**Required work:**
Filter these entries so that only lines with the word "What" remain.

**Excerpted records:**
▼

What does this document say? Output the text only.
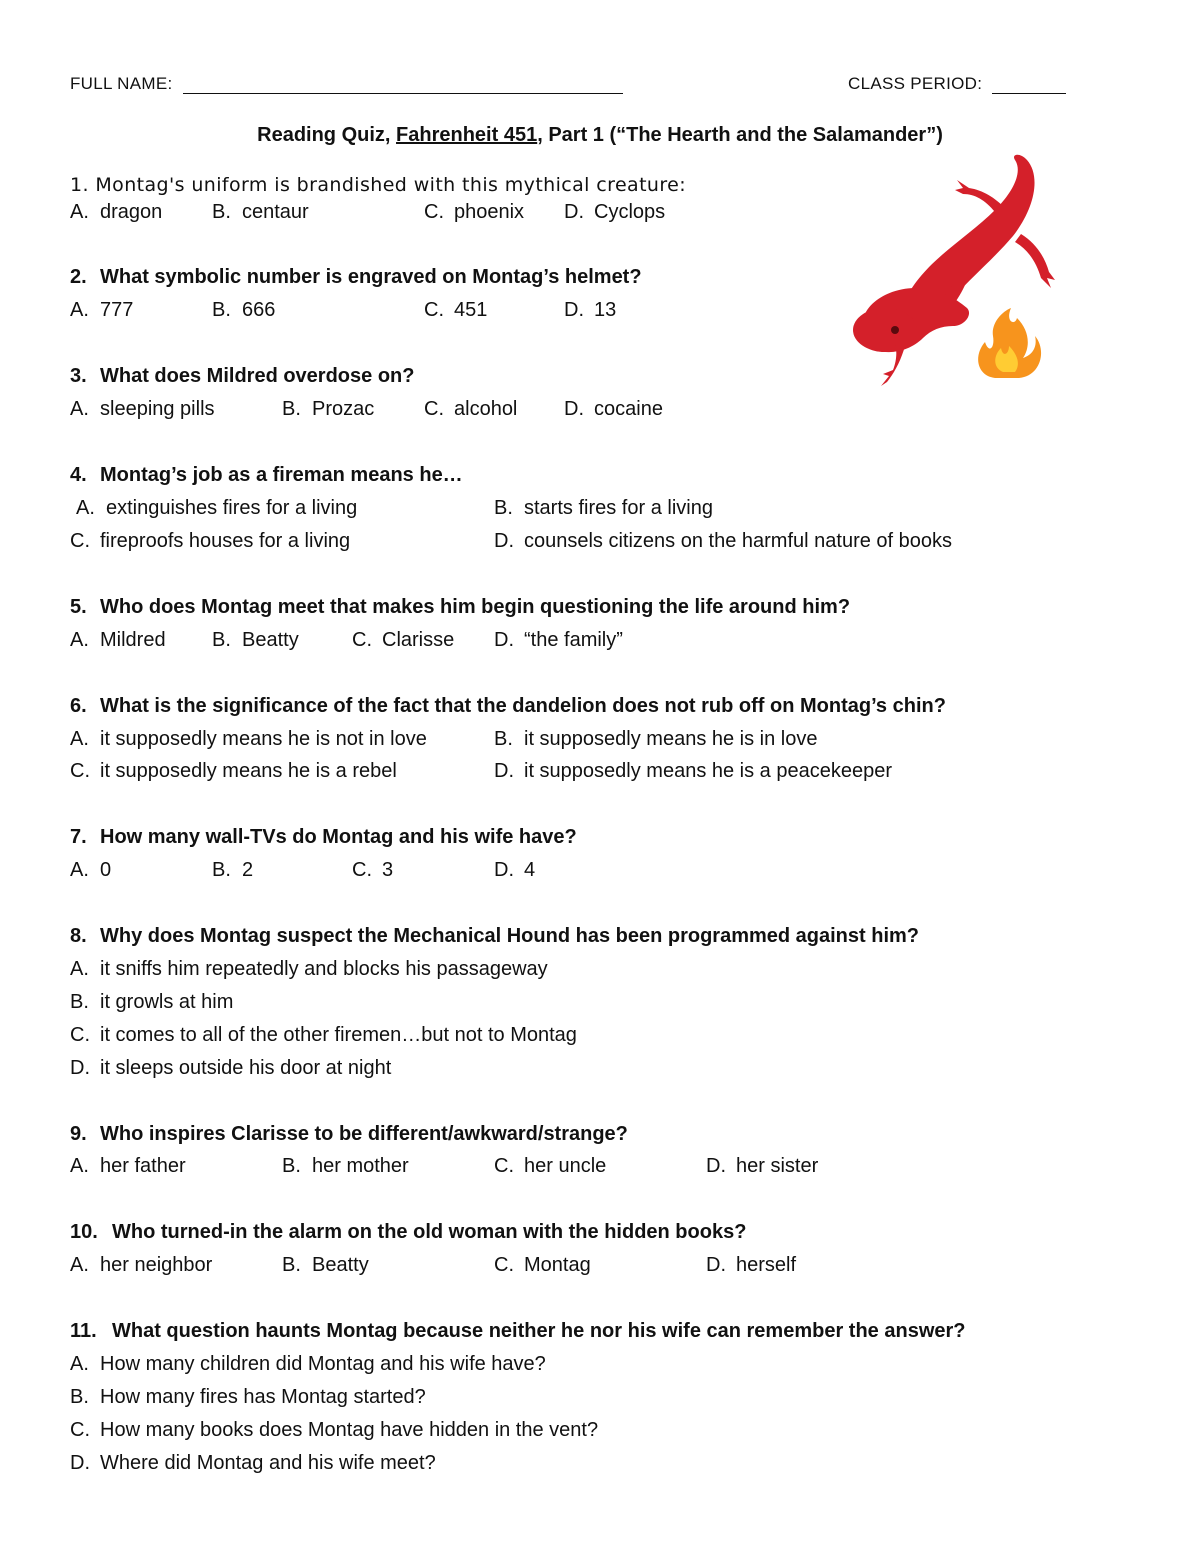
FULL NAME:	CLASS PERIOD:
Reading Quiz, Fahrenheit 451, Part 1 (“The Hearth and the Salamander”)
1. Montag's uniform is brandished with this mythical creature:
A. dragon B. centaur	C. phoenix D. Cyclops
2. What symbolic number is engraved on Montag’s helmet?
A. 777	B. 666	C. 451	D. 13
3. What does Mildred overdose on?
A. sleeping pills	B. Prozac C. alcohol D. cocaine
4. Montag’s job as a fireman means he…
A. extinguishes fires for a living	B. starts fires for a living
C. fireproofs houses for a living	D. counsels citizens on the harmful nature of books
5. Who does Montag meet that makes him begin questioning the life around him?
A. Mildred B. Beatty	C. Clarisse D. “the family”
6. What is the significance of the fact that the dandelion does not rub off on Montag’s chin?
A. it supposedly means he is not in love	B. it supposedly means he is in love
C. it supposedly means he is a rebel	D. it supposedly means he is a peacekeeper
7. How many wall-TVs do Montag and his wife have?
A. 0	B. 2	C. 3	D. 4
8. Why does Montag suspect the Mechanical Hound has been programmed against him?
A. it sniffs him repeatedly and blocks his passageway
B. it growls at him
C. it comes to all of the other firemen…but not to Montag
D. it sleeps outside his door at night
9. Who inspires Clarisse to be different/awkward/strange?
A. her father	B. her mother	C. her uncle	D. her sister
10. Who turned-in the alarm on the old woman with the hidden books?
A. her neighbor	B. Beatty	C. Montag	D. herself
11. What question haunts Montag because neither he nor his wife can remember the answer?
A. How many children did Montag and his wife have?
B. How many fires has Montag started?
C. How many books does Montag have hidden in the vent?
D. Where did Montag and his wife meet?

▲

**Problem solution:**
What does this document say? Output the text only.
2. What symbolic number is engraved on Montag’s helmet?
3. What does Mildred overdose on?
6. What is the significance of the fact that the dandelion does not rub off on Montag’s chin?
11. What question haunts Montag because neither he nor his wife can remember the answer?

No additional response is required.